Task prompt: Locate every line that holds the string "title" and copy it.
+++ Given entries +++
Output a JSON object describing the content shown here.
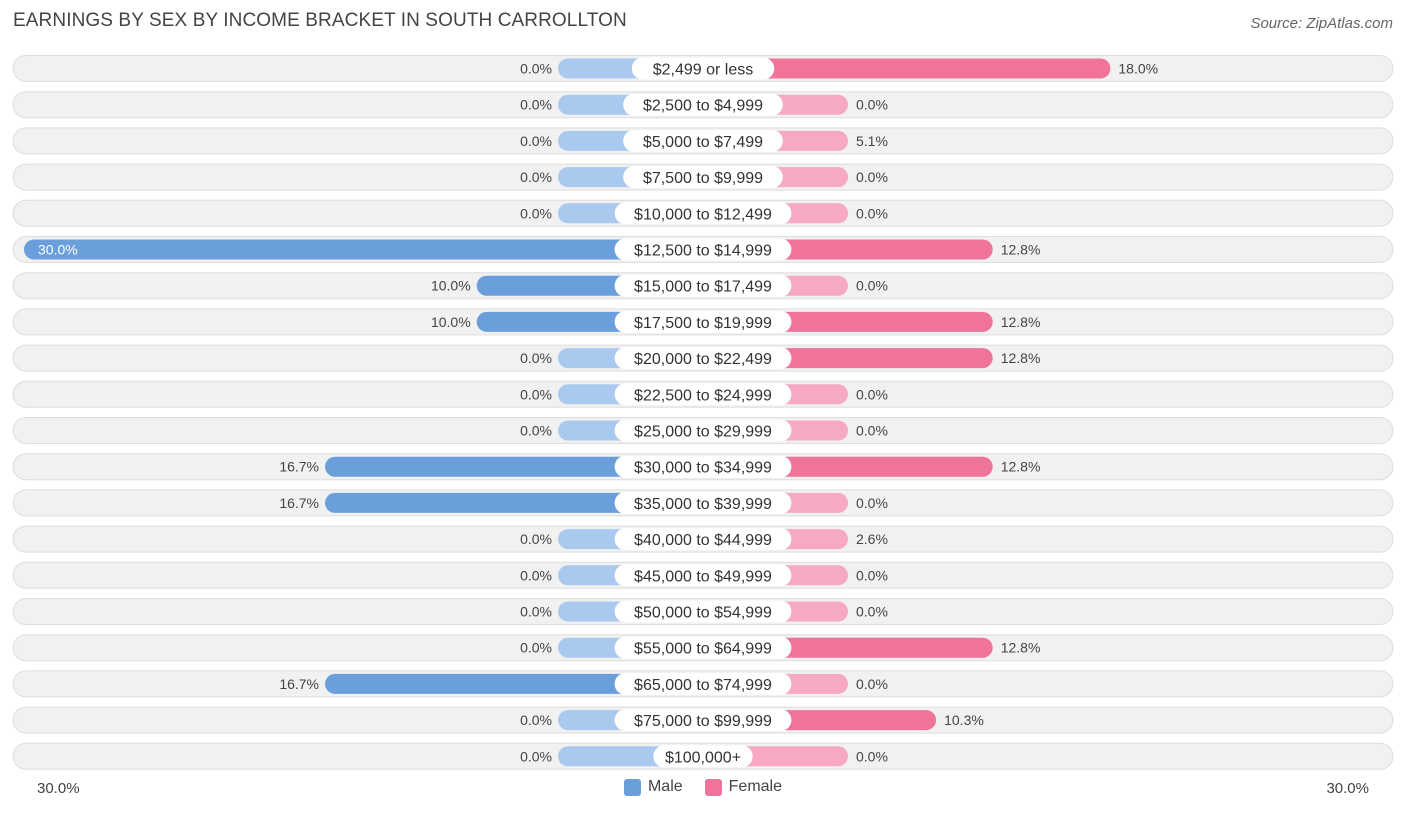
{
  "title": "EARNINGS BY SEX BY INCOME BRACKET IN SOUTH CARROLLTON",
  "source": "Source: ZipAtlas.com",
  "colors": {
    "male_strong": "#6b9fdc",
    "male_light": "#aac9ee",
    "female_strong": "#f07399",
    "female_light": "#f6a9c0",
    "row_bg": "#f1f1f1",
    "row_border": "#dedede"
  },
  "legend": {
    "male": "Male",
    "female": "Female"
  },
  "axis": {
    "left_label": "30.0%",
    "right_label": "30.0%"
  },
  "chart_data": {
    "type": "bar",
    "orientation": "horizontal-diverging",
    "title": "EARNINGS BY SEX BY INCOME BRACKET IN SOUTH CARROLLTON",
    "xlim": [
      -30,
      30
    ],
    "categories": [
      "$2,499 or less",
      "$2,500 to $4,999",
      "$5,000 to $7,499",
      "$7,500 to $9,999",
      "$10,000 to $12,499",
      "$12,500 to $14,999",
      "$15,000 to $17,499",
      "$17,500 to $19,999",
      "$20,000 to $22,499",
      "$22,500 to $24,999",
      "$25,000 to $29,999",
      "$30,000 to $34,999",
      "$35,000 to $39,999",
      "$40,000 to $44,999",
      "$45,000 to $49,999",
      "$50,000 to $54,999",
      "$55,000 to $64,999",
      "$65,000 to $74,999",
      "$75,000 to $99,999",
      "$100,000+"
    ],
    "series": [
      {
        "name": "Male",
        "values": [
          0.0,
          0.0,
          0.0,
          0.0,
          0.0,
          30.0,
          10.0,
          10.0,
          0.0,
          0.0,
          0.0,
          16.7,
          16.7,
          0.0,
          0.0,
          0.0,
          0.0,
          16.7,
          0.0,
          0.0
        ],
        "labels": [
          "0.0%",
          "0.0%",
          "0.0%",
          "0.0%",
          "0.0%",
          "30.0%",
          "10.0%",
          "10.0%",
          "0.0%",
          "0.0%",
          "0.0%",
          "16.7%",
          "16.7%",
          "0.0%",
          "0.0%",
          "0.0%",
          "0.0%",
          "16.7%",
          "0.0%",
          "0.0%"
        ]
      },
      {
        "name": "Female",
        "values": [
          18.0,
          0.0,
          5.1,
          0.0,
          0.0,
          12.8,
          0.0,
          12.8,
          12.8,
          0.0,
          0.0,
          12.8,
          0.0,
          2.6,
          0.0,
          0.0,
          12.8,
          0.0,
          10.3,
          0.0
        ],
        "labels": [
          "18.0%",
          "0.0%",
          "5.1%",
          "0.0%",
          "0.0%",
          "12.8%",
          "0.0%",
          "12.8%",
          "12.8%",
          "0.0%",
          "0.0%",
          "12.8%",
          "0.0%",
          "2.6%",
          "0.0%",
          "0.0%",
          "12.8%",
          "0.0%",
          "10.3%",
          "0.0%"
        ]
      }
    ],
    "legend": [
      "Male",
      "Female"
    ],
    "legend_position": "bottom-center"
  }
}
+++
+++ Given entries +++
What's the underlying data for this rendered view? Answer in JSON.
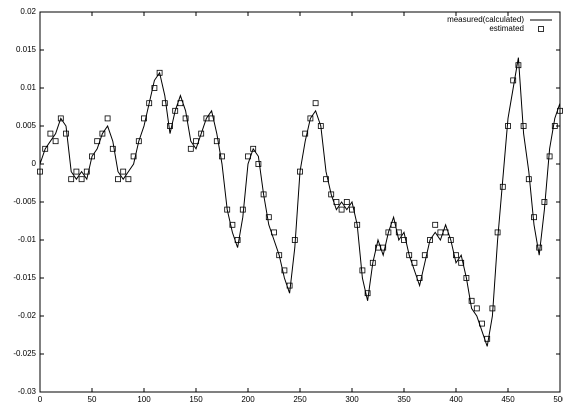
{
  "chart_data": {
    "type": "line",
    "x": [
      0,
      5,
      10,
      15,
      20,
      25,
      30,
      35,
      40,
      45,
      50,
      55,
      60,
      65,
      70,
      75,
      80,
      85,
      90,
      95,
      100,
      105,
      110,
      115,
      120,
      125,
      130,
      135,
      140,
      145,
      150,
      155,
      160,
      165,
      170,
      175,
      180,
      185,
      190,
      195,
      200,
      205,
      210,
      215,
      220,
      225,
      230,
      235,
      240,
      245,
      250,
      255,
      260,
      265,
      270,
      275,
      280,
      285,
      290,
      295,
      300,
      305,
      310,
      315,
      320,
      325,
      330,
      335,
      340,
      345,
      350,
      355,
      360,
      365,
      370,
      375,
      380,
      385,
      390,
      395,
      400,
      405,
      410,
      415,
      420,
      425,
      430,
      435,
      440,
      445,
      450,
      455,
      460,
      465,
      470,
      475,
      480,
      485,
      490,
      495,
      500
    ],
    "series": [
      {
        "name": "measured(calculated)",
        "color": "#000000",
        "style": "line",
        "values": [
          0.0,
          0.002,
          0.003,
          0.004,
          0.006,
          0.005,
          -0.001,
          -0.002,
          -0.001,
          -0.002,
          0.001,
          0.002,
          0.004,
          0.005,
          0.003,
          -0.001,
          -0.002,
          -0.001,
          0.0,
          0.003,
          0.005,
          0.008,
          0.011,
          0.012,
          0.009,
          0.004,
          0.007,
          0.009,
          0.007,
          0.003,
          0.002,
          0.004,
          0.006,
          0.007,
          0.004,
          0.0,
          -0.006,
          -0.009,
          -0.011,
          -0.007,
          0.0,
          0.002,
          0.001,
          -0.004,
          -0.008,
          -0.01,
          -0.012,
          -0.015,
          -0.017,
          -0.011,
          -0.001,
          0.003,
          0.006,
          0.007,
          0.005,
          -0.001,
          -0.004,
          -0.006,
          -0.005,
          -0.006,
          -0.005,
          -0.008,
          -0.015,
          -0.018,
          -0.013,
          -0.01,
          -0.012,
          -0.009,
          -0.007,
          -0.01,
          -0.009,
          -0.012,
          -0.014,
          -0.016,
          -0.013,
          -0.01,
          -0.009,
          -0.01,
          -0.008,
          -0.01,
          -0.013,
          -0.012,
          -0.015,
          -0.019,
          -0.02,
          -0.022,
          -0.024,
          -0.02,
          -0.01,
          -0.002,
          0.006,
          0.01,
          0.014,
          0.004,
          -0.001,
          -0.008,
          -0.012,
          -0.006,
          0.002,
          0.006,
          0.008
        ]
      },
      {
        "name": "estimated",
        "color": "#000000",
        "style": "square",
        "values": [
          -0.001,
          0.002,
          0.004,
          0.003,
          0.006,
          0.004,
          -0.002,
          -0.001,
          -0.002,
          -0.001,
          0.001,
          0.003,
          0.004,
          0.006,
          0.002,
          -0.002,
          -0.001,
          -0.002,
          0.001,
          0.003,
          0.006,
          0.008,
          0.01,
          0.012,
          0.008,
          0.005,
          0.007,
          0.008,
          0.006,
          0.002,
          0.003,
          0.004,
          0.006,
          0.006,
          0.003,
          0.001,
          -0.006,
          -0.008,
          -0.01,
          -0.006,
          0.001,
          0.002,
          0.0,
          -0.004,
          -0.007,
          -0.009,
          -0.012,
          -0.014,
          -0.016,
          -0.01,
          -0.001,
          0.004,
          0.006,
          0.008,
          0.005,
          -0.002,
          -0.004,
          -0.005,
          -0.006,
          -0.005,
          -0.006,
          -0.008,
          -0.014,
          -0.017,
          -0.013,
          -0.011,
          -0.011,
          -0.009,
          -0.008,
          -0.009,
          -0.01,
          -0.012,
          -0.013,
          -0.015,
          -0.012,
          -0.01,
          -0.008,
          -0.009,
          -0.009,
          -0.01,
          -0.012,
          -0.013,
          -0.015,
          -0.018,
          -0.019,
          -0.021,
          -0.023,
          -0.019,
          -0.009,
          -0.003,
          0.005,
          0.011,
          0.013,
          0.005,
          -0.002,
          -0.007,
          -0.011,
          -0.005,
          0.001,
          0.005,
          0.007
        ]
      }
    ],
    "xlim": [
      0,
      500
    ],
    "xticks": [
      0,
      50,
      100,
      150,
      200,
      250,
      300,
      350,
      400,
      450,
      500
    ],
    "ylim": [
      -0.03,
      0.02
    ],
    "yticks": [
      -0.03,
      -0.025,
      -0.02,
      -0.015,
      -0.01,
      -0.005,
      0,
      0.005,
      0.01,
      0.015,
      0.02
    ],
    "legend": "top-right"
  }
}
+++
+++ Given entries +++
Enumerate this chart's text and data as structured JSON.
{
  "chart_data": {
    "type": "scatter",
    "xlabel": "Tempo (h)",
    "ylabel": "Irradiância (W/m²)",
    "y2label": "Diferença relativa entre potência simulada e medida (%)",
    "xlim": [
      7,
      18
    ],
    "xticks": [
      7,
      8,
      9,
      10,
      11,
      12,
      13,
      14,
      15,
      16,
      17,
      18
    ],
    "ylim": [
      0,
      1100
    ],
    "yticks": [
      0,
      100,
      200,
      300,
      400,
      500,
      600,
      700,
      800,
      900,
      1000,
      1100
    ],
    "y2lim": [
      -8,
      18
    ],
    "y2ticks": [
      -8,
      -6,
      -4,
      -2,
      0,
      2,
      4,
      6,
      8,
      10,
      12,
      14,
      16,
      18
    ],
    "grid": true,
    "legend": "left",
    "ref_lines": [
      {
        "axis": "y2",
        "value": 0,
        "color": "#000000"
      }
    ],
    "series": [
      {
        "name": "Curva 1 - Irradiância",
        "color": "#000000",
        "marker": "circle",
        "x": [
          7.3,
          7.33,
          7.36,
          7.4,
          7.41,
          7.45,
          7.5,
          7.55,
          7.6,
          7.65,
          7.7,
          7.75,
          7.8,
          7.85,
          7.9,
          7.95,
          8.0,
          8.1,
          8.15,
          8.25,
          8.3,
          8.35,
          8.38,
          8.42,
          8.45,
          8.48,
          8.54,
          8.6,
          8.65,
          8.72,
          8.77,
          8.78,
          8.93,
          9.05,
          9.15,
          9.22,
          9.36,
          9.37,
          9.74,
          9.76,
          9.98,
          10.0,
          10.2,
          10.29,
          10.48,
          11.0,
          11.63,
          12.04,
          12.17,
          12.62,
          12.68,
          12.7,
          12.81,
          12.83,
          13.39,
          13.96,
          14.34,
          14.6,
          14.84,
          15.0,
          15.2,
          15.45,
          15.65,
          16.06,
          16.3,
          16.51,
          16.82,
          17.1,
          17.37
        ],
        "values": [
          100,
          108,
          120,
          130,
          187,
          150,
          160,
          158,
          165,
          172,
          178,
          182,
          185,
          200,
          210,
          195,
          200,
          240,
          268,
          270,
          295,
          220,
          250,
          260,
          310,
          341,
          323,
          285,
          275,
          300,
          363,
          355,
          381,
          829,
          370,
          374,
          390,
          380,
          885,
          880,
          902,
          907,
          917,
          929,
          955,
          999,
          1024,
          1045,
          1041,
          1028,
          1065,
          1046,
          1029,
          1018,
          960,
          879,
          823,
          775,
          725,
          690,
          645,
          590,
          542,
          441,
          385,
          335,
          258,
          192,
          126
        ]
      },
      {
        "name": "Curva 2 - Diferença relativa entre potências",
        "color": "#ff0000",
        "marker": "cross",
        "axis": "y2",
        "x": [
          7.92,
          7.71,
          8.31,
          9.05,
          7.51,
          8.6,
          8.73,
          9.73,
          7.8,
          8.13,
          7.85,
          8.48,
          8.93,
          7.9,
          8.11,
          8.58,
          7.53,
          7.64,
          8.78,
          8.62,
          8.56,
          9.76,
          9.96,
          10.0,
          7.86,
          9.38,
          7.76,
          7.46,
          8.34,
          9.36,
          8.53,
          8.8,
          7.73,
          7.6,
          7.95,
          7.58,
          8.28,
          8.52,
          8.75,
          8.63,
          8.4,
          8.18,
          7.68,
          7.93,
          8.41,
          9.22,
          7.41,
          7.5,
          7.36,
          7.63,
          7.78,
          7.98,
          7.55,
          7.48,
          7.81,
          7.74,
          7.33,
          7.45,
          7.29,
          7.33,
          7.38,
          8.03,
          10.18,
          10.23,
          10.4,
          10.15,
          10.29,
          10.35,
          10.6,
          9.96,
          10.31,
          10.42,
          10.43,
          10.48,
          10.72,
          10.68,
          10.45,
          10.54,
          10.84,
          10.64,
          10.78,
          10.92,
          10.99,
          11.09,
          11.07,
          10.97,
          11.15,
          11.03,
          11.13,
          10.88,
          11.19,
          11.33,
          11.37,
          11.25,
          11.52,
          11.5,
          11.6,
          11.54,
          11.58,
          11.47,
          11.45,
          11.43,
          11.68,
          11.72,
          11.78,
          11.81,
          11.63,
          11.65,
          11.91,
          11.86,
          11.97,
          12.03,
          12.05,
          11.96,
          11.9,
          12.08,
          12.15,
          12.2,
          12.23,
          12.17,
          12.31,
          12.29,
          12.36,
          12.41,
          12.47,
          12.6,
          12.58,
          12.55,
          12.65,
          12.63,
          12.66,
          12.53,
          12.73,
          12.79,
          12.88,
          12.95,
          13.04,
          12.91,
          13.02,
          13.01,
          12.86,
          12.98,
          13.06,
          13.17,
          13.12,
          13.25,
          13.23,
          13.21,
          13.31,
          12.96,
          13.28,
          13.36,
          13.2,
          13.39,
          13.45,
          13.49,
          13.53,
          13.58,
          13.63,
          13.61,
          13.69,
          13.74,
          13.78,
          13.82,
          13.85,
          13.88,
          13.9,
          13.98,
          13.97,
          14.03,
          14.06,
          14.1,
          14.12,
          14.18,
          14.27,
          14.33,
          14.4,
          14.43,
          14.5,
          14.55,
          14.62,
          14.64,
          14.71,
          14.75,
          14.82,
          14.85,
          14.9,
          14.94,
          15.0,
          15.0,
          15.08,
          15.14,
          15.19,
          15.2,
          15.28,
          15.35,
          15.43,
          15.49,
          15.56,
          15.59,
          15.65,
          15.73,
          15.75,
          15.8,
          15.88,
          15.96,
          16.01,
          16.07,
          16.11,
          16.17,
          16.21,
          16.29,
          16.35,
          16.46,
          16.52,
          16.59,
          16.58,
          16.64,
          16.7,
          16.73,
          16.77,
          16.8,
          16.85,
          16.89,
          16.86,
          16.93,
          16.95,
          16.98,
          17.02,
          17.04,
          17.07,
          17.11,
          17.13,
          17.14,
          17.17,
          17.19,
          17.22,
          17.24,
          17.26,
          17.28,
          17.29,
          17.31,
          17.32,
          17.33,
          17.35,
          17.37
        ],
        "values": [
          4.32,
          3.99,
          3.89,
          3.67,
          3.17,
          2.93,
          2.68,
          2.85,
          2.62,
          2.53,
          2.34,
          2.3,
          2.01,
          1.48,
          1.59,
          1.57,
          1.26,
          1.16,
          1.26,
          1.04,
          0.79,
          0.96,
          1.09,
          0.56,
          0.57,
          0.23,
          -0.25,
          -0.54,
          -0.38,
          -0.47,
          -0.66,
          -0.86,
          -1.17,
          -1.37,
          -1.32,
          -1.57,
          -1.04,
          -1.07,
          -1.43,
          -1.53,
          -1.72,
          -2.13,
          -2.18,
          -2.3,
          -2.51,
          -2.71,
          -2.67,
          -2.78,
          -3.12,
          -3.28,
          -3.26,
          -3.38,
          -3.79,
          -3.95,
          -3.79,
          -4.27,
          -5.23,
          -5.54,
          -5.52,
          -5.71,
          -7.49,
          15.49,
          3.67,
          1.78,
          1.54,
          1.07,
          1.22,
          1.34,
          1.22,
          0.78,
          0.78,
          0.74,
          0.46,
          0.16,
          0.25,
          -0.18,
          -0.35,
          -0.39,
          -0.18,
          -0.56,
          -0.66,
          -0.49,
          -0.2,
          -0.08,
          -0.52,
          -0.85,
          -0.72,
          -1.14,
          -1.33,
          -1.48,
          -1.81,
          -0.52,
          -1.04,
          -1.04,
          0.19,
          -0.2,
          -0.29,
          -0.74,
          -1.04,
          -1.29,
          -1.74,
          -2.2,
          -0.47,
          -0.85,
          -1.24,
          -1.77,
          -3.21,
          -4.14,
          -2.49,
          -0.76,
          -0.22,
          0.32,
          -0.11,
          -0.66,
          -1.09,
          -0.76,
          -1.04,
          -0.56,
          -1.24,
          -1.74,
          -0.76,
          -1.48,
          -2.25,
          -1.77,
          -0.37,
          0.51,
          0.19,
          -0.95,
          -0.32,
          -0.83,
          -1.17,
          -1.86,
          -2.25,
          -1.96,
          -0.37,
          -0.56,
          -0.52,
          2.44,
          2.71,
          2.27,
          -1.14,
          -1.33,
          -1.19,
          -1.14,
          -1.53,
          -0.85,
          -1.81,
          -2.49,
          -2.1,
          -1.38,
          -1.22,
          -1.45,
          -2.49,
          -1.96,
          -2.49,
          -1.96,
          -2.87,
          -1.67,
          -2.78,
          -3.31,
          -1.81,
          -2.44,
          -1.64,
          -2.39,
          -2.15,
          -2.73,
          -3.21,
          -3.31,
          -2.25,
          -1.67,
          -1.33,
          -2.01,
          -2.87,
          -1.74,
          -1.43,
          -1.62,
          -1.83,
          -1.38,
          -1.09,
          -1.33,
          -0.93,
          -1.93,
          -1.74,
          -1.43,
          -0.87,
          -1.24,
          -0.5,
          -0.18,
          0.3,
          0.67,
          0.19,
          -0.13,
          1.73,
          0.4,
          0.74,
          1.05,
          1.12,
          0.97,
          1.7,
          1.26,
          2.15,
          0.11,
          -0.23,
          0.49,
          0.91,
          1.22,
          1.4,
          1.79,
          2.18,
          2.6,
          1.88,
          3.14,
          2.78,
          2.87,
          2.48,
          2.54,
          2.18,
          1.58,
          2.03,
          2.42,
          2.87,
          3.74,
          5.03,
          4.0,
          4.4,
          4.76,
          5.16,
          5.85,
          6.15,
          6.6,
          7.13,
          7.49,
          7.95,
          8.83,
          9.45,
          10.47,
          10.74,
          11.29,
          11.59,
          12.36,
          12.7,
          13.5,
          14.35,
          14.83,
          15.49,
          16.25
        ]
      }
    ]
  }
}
+++
Output:
  "title": "EARNINGS BY SEX BY INCOME BRACKET IN SOUTH CARROLLTON",
    "title": "EARNINGS BY SEX BY INCOME BRACKET IN SOUTH CARROLLTON",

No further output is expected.